### WHAT THIS TASK INVOLVES
Please restate the following records word for word.

(Stored items)
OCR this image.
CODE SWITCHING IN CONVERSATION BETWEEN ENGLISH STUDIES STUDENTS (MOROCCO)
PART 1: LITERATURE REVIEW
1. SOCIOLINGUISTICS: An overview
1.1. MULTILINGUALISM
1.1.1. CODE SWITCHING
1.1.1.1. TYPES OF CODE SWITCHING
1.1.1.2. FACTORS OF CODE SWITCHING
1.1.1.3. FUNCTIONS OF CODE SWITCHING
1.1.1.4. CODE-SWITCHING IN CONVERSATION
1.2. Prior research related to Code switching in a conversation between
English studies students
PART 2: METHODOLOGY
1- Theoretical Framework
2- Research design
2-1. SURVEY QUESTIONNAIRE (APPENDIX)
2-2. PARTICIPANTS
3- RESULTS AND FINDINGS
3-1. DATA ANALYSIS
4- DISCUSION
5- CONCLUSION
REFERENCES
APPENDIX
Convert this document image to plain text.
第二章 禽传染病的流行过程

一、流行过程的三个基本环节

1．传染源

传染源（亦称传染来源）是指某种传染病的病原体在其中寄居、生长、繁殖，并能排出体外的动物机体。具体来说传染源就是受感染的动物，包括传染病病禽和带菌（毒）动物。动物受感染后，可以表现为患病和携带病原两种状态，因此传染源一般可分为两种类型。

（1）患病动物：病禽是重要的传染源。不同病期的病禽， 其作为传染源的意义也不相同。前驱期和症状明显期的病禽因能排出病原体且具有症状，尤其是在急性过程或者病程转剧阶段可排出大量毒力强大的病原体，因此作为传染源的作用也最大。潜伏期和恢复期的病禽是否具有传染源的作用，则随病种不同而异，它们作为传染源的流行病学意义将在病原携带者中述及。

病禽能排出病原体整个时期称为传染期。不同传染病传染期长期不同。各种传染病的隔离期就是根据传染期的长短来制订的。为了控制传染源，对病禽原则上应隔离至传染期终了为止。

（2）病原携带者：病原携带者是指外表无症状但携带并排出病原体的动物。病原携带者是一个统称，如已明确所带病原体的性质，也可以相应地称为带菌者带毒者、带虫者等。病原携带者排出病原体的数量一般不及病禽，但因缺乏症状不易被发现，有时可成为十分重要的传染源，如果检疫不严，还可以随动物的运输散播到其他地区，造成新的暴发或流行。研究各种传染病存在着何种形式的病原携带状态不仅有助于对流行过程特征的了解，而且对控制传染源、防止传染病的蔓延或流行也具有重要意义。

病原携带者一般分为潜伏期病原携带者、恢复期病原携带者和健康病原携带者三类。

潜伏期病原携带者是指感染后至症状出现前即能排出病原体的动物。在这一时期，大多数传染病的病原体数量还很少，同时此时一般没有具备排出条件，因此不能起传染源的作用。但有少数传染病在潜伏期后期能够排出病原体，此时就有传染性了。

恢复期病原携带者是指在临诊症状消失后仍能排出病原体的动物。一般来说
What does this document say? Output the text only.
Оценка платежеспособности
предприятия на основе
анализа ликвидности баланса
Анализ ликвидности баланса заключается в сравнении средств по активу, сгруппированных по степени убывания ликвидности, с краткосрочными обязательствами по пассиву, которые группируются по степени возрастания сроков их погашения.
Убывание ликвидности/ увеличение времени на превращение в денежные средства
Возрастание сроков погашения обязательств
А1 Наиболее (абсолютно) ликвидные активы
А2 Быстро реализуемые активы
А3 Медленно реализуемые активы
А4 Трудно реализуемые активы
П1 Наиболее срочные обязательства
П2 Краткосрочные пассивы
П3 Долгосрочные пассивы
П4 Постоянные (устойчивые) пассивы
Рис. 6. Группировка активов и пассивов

### RESPONSE TO THIS EXERCISE
OCR this image.
CODE SWITCHING IN CONVERSATION BETWEEN ENGLISH STUDIES STUDENTS (MOROCCO)
PART 1: LITERATURE REVIEW
1. SOCIOLINGUISTICS: An overview
1.1. MULTILINGUALISM
1.1.1. CODE SWITCHING
1.1.1.1. TYPES OF CODE SWITCHING
1.1.1.2. FACTORS OF CODE SWITCHING
1.1.1.3. FUNCTIONS OF CODE SWITCHING
1.1.1.4. CODE-SWITCHING IN CONVERSATION
1.2. Prior research related to Code switching in a conversation between
English studies students
PART 2: METHODOLOGY
1- Theoretical Framework
2- Research design
2-1. SURVEY QUESTIONNAIRE (APPENDIX)
2-2. PARTICIPANTS
3- RESULTS AND FINDINGS
3-1. DATA ANALYSIS
4- DISCUSION
5- CONCLUSION
REFERENCES
APPENDIX
Convert this document image to plain text.
第二章 禽传染病的流行过程

一、流行过程的三个基本环节

1．传染源

传染源（亦称传染来源）是指某种传染病的病原体在其中寄居、生长、繁殖，并能排出体外的动物机体。具体来说传染源就是受感染的动物，包括传染病病禽和带菌（毒）动物。动物受感染后，可以表现为患病和携带病原两种状态，因此传染源一般可分为两种类型。

（1）患病动物：病禽是重要的传染源。不同病期的病禽， 其作为传染源的意义也不相同。前驱期和症状明显期的病禽因能排出病原体且具有症状，尤其是在急性过程或者病程转剧阶段可排出大量毒力强大的病原体，因此作为传染源的作用也最大。潜伏期和恢复期的病禽是否具有传染源的作用，则随病种不同而异，它们作为传染源的流行病学意义将在病原携带者中述及。

病禽能排出病原体整个时期称为传染期。不同传染病传染期长期不同。各种传染病的隔离期就是根据传染期的长短来制订的。为了控制传染源，对病禽原则上应隔离至传染期终了为止。

（2）病原携带者：病原携带者是指外表无症状但携带并排出病原体的动物。病原携带者是一个统称，如已明确所带病原体的性质，也可以相应地称为带菌者带毒者、带虫者等。病原携带者排出病原体的数量一般不及病禽，但因缺乏症状不易被发现，有时可成为十分重要的传染源，如果检疫不严，还可以随动物的运输散播到其他地区，造成新的暴发或流行。研究各种传染病存在着何种形式的病原携带状态不仅有助于对流行过程特征的了解，而且对控制传染源、防止传染病的蔓延或流行也具有重要意义。

病原携带者一般分为潜伏期病原携带者、恢复期病原携带者和健康病原携带者三类。

潜伏期病原携带者是指感染后至症状出现前即能排出病原体的动物。在这一时期，大多数传染病的病原体数量还很少，同时此时一般没有具备排出条件，因此不能起传染源的作用。但有少数传染病在潜伏期后期能够排出病原体，此时就有传染性了。

恢复期病原携带者是指在临诊症状消失后仍能排出病原体的动物。一般来说
What does this document say? Output the text only.
Оценка платежеспособности
предприятия на основе
анализа ликвидности баланса
Анализ ликвидности баланса заключается в сравнении средств по активу, сгруппированных по степени убывания ликвидности, с краткосрочными обязательствами по пассиву, которые группируются по степени возрастания сроков их погашения.
Убывание ликвидности/ увеличение времени на превращение в денежные средства
Возрастание сроков погашения обязательств
А1 Наиболее (абсолютно) ликвидные активы
А2 Быстро реализуемые активы
А3 Медленно реализуемые активы
А4 Трудно реализуемые активы
П1 Наиболее срочные обязательства
П2 Краткосрочные пассивы
П3 Долгосрочные пассивы
П4 Постоянные (устойчивые) пассивы
Рис. 6. Группировка активов и пассивов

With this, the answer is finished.